● INSTRUCTIONS TO FOLLOW: Pick out every line with the word "text" and copy it.

● DATA SHOWN:
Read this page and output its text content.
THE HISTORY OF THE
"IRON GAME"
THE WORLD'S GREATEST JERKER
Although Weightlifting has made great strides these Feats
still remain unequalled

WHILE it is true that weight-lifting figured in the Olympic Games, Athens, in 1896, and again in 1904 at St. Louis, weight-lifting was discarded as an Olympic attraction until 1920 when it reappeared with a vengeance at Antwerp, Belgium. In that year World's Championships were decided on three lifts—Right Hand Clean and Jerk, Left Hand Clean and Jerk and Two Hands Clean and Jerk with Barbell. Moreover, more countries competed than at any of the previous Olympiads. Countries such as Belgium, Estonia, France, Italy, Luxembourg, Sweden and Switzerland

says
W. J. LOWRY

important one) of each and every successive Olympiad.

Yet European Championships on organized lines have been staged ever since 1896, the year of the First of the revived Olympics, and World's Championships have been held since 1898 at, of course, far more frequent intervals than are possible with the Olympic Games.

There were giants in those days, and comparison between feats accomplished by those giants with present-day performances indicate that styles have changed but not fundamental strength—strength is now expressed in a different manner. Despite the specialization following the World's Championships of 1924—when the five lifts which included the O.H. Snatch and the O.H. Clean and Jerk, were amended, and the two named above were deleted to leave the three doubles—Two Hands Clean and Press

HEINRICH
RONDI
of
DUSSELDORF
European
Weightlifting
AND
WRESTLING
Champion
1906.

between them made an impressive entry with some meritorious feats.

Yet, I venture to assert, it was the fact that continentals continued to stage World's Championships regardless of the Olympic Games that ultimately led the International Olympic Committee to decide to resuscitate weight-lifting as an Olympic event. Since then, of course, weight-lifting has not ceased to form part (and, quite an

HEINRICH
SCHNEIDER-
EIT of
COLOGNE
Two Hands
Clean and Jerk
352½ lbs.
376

* * *

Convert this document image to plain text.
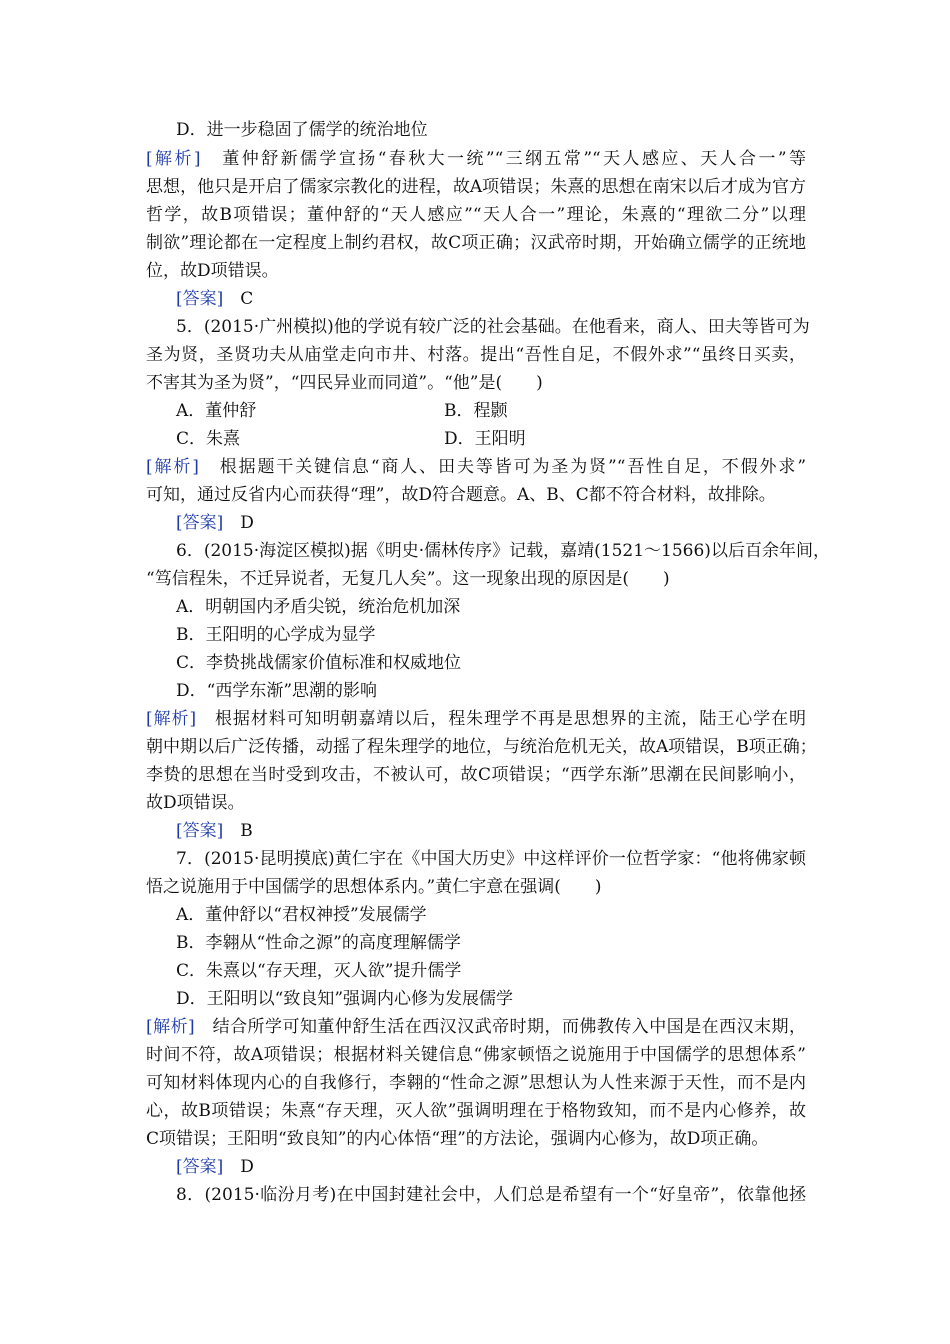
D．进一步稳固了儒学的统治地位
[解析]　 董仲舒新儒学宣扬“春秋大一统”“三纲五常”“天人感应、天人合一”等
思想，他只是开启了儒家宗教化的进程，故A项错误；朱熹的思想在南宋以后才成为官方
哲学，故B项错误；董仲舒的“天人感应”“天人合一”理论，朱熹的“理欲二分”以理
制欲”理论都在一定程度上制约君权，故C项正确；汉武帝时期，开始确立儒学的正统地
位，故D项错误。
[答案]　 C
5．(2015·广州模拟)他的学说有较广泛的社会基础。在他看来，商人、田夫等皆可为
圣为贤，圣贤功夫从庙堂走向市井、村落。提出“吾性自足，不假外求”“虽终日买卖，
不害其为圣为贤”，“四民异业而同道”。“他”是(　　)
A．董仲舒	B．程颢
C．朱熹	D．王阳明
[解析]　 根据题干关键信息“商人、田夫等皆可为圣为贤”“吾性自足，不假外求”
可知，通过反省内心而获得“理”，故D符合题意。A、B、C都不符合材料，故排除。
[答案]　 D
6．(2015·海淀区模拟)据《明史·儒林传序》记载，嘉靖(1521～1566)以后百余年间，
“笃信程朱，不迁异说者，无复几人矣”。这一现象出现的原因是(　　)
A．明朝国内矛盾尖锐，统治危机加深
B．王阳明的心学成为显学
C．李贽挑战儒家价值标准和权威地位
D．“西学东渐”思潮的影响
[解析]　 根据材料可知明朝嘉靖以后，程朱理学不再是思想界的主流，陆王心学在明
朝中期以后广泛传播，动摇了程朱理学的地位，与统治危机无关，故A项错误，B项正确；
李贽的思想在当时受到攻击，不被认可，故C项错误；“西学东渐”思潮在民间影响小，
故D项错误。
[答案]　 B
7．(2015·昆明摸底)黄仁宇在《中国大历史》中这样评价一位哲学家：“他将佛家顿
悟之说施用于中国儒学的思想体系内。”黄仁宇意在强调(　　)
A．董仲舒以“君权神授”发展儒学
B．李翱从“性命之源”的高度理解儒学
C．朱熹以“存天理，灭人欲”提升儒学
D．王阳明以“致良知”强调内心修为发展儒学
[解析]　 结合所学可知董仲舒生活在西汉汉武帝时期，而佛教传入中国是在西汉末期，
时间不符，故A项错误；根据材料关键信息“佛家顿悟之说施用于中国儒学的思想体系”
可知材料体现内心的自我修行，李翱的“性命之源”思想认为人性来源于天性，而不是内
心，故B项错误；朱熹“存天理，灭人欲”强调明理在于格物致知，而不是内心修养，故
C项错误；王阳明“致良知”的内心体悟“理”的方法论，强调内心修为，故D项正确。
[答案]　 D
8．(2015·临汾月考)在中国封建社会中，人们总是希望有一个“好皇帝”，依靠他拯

● ANSWER TO THIS EXERCISE:
Read this page and output its text content.
Convert this document image to plain text.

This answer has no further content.